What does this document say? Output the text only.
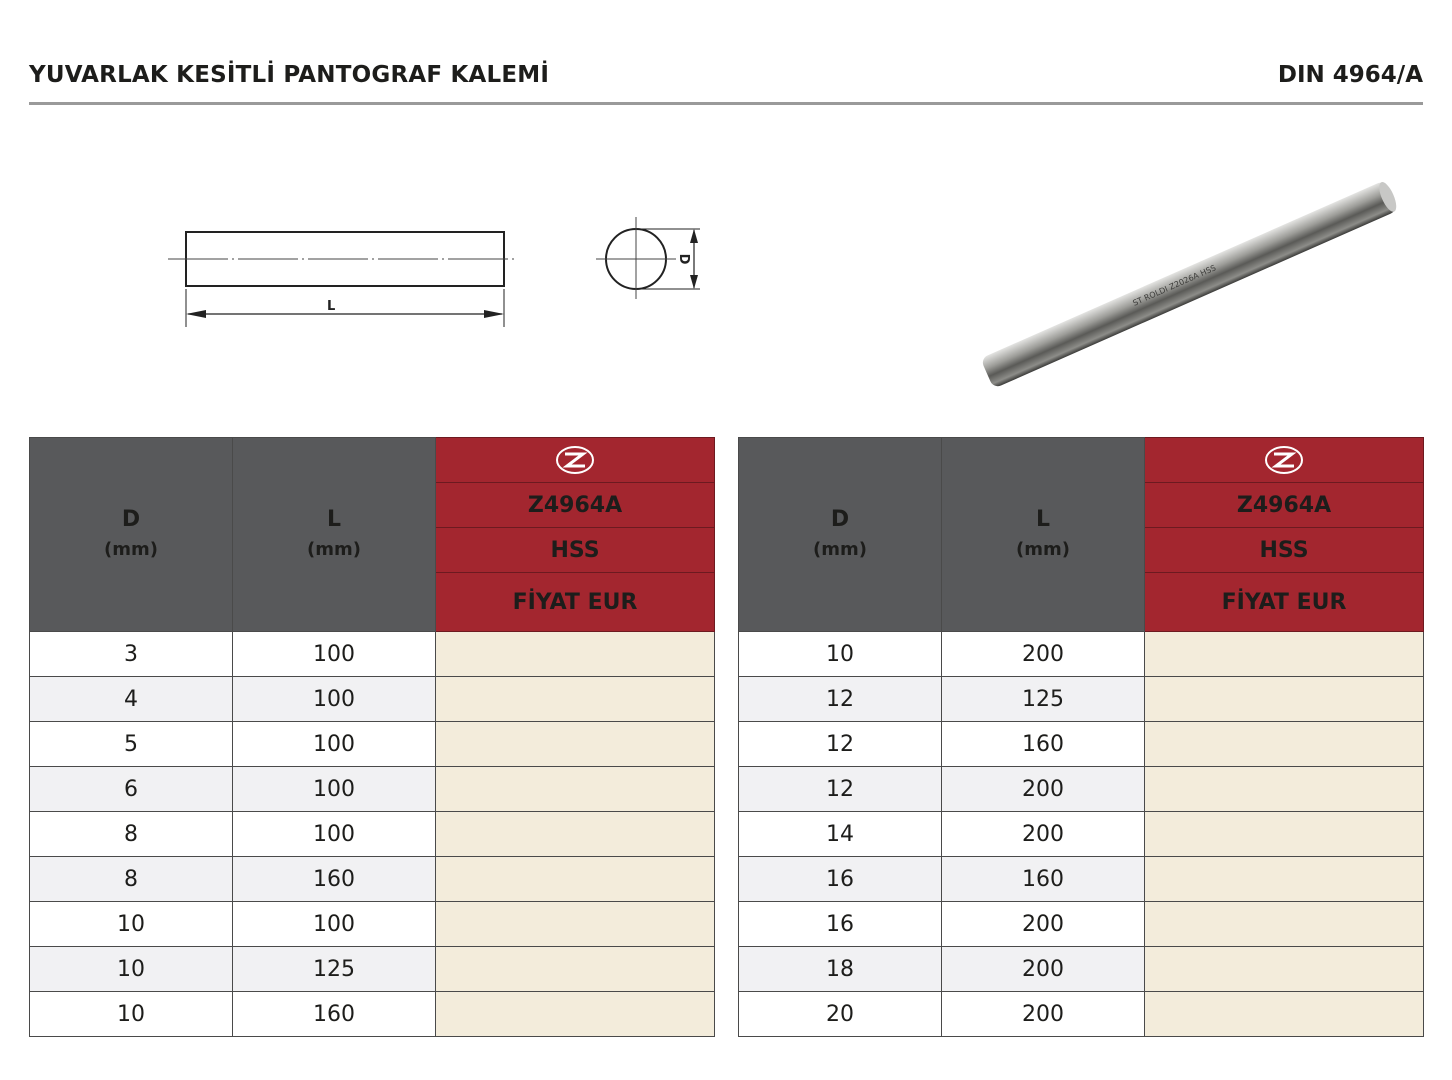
YUVARLAK KESİTLİ PANTOGRAF KALEMİ	DIN 4964/A
L
D
ST ROLDI Z2026A HSS
D
(mm)	L
(mm)

		Z4964A
		HSS
		FİYAT EUR
3	100	
4	100	
5	100	
6	100	
8	100	
8	160	
10	100	
10	125	
10	160	
D
(mm)	L
(mm)

		Z4964A
		HSS
		FİYAT EUR
10	200	
12	125	
12	160	
12	200	
14	200	
16	160	
16	200	
18	200	
20	200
____________
- **Work to do**: Reproduce each entry precisely. Leave the pictures out.

- **Full output**:
What does this document say? Output the text only.
YUVARLAK KESİTLİ PANTOGRAF KALEMİ	DIN 4964/A
L
D
ST ROLDI Z2026A HSS
D
(mm)	L
(mm)

		Z4964A
		HSS
		FİYAT EUR
3	100	
4	100	
5	100	
6	100	
8	100	
8	160	
10	100	
10	125	
10	160	
D
(mm)	L
(mm)

		Z4964A
		HSS
		FİYAT EUR
10	200	
12	125	
12	160	
12	200	
14	200	
16	160	
16	200	
18	200	
20	200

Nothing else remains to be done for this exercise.